▸ Directions:
Extract and list every line that contains the word "Team".

▸ Records for the task:

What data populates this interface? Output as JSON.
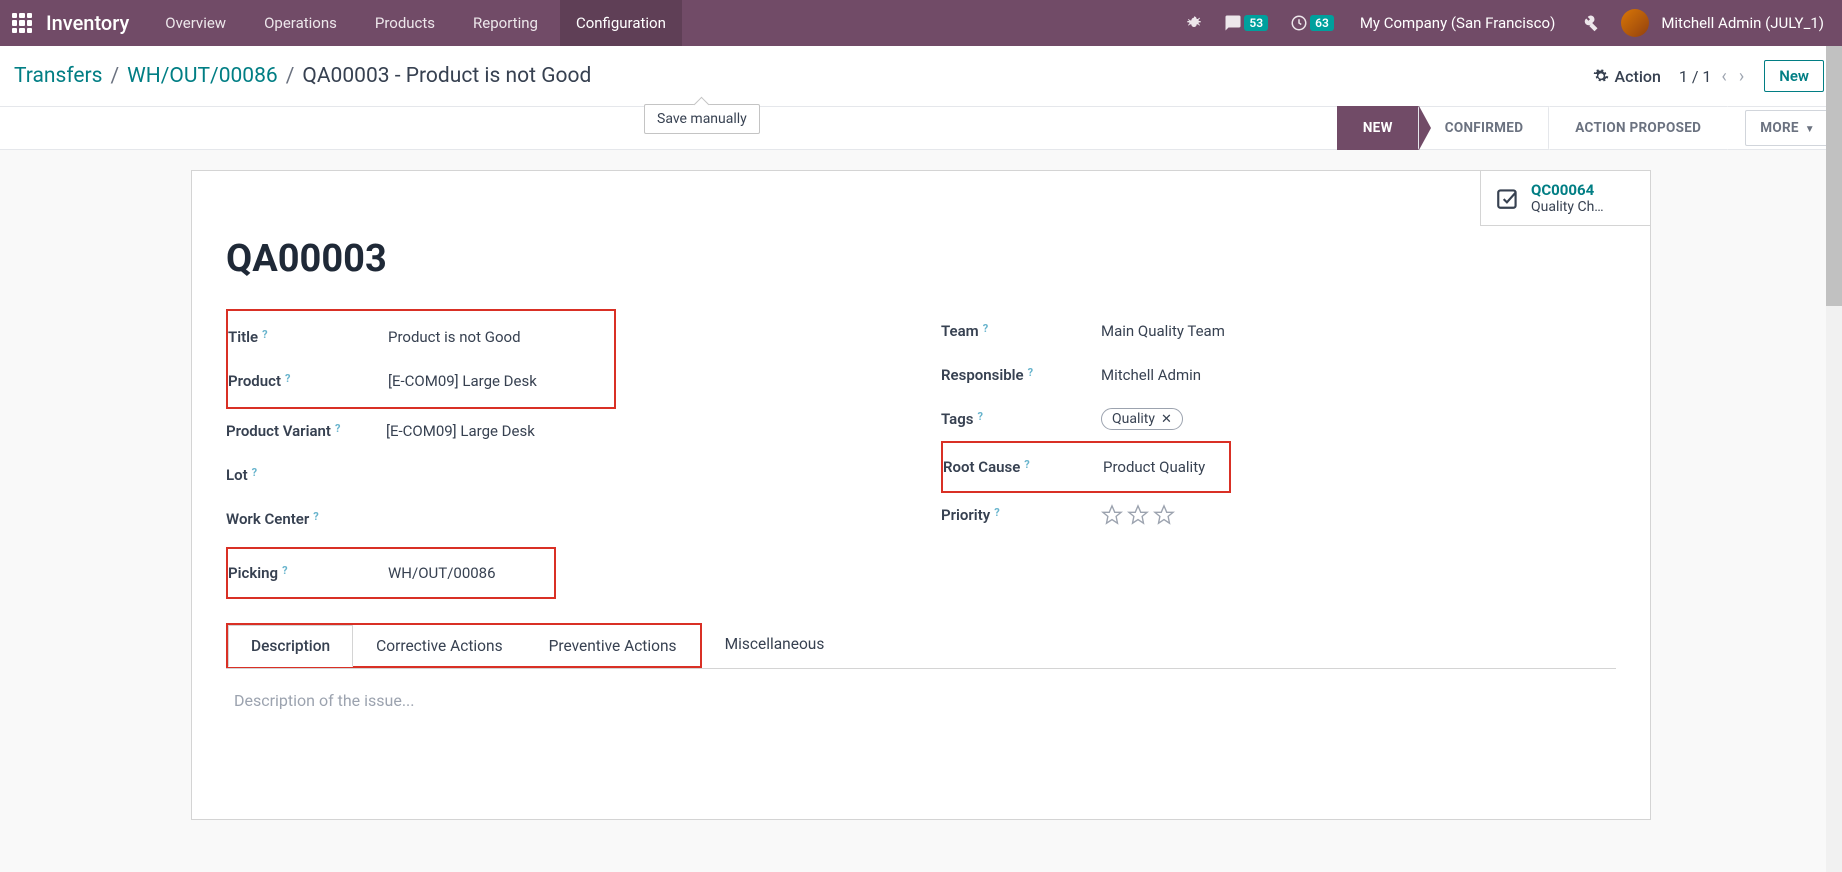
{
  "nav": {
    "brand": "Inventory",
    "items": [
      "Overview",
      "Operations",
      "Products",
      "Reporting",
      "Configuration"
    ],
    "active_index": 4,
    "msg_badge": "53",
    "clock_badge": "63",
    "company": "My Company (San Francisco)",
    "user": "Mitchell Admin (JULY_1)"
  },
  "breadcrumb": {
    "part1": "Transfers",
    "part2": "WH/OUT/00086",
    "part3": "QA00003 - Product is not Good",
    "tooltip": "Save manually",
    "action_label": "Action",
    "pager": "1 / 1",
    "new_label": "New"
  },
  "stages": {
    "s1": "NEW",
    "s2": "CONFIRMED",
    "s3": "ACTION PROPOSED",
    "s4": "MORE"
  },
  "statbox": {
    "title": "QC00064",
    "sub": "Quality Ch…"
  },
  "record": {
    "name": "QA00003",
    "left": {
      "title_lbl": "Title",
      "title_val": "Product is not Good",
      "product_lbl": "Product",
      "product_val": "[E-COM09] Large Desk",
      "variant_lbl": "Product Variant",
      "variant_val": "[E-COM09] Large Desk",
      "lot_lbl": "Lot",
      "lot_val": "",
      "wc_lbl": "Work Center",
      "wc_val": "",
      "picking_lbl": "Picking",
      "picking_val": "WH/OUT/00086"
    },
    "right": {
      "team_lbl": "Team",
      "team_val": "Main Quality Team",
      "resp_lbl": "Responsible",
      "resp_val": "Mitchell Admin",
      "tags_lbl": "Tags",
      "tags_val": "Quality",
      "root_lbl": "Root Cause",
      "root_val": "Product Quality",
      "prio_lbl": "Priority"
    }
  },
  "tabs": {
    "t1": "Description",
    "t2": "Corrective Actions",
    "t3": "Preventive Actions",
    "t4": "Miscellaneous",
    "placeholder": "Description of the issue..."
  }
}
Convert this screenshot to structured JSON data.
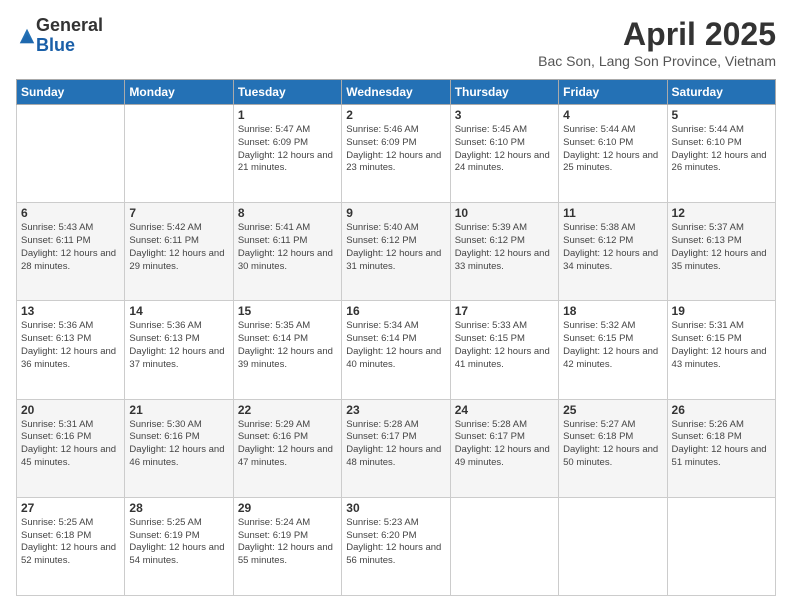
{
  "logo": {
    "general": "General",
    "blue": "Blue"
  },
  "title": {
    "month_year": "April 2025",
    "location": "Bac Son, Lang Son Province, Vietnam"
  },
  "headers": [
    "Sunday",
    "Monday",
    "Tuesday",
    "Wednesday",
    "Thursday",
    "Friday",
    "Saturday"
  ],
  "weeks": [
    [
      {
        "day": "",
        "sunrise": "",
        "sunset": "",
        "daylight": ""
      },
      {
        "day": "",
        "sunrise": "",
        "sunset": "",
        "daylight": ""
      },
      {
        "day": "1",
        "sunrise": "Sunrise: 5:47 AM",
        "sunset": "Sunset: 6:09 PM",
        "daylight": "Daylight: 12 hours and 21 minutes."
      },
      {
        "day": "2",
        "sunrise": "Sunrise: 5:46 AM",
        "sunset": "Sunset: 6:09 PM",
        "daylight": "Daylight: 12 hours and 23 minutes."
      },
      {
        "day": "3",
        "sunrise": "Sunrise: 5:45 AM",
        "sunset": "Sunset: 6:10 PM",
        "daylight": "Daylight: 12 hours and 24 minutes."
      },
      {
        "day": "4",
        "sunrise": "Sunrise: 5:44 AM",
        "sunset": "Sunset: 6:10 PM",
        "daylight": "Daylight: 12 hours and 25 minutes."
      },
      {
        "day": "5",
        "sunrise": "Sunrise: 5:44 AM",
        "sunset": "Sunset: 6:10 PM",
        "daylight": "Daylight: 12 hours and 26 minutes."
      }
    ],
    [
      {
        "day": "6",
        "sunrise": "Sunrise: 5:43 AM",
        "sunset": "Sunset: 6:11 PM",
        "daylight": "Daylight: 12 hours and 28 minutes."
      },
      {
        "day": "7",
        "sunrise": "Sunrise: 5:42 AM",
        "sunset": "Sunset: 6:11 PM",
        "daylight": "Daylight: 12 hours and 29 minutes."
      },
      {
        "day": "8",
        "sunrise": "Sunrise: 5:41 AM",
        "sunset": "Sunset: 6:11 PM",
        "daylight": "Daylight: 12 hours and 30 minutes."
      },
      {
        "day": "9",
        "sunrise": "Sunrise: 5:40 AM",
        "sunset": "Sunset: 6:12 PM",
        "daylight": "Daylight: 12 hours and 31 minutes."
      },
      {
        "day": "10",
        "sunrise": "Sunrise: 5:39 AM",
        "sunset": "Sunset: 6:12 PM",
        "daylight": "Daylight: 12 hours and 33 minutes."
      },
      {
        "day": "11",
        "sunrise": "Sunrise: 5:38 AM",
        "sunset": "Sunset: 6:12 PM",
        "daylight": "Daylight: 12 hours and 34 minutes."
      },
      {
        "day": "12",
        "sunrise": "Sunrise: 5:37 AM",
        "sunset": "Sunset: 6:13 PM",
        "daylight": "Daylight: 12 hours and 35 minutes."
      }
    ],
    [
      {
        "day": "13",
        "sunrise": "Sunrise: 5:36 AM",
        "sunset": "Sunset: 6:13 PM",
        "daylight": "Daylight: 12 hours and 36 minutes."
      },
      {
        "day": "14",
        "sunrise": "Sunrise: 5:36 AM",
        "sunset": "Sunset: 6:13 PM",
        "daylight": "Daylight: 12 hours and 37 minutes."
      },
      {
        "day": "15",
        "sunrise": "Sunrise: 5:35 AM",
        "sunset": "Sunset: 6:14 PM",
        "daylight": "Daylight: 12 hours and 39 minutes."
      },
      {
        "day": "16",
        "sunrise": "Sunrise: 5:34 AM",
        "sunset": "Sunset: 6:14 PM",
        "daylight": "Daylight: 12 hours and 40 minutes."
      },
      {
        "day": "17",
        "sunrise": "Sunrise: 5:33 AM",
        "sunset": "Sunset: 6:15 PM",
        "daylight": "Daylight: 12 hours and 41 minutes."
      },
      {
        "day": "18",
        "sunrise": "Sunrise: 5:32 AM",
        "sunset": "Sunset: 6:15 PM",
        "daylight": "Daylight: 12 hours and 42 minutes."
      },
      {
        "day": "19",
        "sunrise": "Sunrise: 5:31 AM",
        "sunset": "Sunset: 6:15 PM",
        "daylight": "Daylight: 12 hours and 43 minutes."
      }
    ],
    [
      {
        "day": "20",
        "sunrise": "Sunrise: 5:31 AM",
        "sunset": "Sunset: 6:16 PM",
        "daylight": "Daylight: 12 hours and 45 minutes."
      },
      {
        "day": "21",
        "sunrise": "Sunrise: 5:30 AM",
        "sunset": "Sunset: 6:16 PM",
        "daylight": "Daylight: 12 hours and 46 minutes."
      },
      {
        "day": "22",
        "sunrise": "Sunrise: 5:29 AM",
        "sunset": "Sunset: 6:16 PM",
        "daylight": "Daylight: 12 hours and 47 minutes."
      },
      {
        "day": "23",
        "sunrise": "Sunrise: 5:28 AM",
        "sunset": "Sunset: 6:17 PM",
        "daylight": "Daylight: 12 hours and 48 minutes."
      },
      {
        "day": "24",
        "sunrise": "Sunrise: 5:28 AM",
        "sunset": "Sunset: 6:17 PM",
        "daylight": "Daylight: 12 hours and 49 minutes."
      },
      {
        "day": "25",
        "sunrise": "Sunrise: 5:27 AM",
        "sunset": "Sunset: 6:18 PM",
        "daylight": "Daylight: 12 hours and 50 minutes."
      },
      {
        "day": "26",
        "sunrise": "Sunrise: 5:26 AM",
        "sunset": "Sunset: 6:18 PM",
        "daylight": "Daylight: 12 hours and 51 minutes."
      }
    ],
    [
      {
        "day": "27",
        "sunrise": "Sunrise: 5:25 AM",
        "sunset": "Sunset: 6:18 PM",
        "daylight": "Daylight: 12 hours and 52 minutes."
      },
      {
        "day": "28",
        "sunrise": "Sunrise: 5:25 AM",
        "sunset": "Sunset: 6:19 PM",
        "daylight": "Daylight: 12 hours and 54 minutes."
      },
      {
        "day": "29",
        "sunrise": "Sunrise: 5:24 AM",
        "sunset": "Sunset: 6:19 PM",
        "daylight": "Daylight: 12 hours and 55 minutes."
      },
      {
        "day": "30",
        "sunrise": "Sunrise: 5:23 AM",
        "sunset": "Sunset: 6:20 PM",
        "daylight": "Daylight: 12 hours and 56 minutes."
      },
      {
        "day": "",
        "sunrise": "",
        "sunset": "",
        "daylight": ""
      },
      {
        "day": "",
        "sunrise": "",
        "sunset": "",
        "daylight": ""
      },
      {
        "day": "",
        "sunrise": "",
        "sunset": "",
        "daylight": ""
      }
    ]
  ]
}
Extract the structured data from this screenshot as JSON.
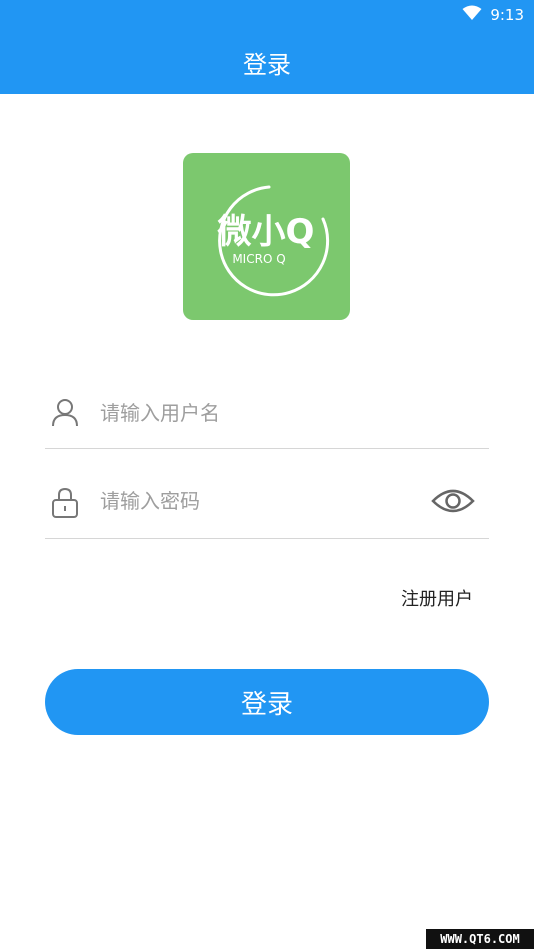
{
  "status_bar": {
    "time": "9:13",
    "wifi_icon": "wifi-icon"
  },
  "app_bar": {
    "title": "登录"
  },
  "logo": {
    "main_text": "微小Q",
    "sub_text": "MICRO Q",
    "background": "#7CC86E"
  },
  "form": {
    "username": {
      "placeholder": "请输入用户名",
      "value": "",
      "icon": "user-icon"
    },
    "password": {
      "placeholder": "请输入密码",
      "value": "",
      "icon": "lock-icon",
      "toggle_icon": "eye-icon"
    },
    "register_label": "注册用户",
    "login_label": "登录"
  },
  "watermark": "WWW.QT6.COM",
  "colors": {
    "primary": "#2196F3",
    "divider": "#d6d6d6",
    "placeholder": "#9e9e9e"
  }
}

▸ Response to the exercise:
      "team_lbl": "Team",
      "team_val": "Main Quality Team",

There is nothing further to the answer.